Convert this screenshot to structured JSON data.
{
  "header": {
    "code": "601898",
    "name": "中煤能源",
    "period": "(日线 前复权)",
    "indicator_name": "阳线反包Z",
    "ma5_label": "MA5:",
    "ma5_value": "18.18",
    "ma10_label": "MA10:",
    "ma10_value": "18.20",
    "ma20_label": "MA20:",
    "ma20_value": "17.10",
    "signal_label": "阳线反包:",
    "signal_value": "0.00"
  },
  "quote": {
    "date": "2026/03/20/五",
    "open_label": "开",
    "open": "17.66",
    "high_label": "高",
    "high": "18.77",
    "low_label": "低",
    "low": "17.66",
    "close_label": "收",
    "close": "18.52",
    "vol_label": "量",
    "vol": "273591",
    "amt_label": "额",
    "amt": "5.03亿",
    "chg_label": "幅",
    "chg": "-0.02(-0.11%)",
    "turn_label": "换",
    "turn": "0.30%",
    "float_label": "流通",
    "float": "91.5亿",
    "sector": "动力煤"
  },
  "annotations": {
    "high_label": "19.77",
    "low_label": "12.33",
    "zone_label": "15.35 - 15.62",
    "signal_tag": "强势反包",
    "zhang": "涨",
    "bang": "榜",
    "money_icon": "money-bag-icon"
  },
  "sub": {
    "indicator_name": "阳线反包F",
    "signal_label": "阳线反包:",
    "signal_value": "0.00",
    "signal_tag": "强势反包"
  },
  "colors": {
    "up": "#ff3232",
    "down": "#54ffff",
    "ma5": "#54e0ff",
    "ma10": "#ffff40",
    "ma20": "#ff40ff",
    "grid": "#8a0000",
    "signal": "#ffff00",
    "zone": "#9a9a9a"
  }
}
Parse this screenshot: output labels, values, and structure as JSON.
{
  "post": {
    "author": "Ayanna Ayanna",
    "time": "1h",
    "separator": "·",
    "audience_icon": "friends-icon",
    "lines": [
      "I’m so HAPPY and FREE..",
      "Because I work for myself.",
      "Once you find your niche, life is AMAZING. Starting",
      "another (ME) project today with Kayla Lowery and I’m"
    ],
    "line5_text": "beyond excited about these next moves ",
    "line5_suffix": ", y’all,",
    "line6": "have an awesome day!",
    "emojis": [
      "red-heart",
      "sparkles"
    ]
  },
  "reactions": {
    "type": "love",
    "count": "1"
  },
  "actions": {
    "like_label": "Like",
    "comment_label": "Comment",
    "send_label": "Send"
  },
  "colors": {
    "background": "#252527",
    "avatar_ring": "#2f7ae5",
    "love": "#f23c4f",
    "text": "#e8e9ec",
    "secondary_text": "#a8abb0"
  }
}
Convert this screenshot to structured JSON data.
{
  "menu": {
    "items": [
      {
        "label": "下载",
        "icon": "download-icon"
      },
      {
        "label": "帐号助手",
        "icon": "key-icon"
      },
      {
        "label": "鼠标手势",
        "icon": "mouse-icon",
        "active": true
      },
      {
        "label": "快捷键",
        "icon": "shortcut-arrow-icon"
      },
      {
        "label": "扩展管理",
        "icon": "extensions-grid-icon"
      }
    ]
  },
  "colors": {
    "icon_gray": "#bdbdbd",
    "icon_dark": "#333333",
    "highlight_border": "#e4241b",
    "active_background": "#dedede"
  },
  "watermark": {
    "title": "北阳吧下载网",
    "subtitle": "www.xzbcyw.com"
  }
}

• [Instruction]: Each record above should be output again exactly.

• [Result of this task]:
Convert this screenshot to structured JSON data.
{
  "header": {
    "code": "601898",
    "name": "中煤能源",
    "period": "(日线 前复权)",
    "indicator_name": "阳线反包Z",
    "ma5_label": "MA5:",
    "ma5_value": "18.18",
    "ma10_label": "MA10:",
    "ma10_value": "18.20",
    "ma20_label": "MA20:",
    "ma20_value": "17.10",
    "signal_label": "阳线反包:",
    "signal_value": "0.00"
  },
  "quote": {
    "date": "2026/03/20/五",
    "open_label": "开",
    "open": "17.66",
    "high_label": "高",
    "high": "18.77",
    "low_label": "低",
    "low": "17.66",
    "close_label": "收",
    "close": "18.52",
    "vol_label": "量",
    "vol": "273591",
    "amt_label": "额",
    "amt": "5.03亿",
    "chg_label": "幅",
    "chg": "-0.02(-0.11%)",
    "turn_label": "换",
    "turn": "0.30%",
    "float_label": "流通",
    "float": "91.5亿",
    "sector": "动力煤"
  },
  "annotations": {
    "high_label": "19.77",
    "low_label": "12.33",
    "zone_label": "15.35 - 15.62",
    "signal_tag": "强势反包",
    "zhang": "涨",
    "bang": "榜",
    "money_icon": "money-bag-icon"
  },
  "sub": {
    "indicator_name": "阳线反包F",
    "signal_label": "阳线反包:",
    "signal_value": "0.00",
    "signal_tag": "强势反包"
  },
  "colors": {
    "up": "#ff3232",
    "down": "#54ffff",
    "ma5": "#54e0ff",
    "ma10": "#ffff40",
    "ma20": "#ff40ff",
    "grid": "#8a0000",
    "signal": "#ffff00",
    "zone": "#9a9a9a"
  }
}
Parse this screenshot: output labels, values, and structure as JSON.
{
  "post": {
    "author": "Ayanna Ayanna",
    "time": "1h",
    "separator": "·",
    "audience_icon": "friends-icon",
    "lines": [
      "I’m so HAPPY and FREE..",
      "Because I work for myself.",
      "Once you find your niche, life is AMAZING. Starting",
      "another (ME) project today with Kayla Lowery and I’m"
    ],
    "line5_text": "beyond excited about these next moves ",
    "line5_suffix": ", y’all,",
    "line6": "have an awesome day!",
    "emojis": [
      "red-heart",
      "sparkles"
    ]
  },
  "reactions": {
    "type": "love",
    "count": "1"
  },
  "actions": {
    "like_label": "Like",
    "comment_label": "Comment",
    "send_label": "Send"
  },
  "colors": {
    "background": "#252527",
    "avatar_ring": "#2f7ae5",
    "love": "#f23c4f",
    "text": "#e8e9ec",
    "secondary_text": "#a8abb0"
  }
}
Convert this screenshot to structured JSON data.
{
  "menu": {
    "items": [
      {
        "label": "下载",
        "icon": "download-icon"
      },
      {
        "label": "帐号助手",
        "icon": "key-icon"
      },
      {
        "label": "鼠标手势",
        "icon": "mouse-icon",
        "active": true
      },
      {
        "label": "快捷键",
        "icon": "shortcut-arrow-icon"
      },
      {
        "label": "扩展管理",
        "icon": "extensions-grid-icon"
      }
    ]
  },
  "colors": {
    "icon_gray": "#bdbdbd",
    "icon_dark": "#333333",
    "highlight_border": "#e4241b",
    "active_background": "#dedede"
  },
  "watermark": {
    "title": "北阳吧下载网",
    "subtitle": "www.xzbcyw.com"
  }
}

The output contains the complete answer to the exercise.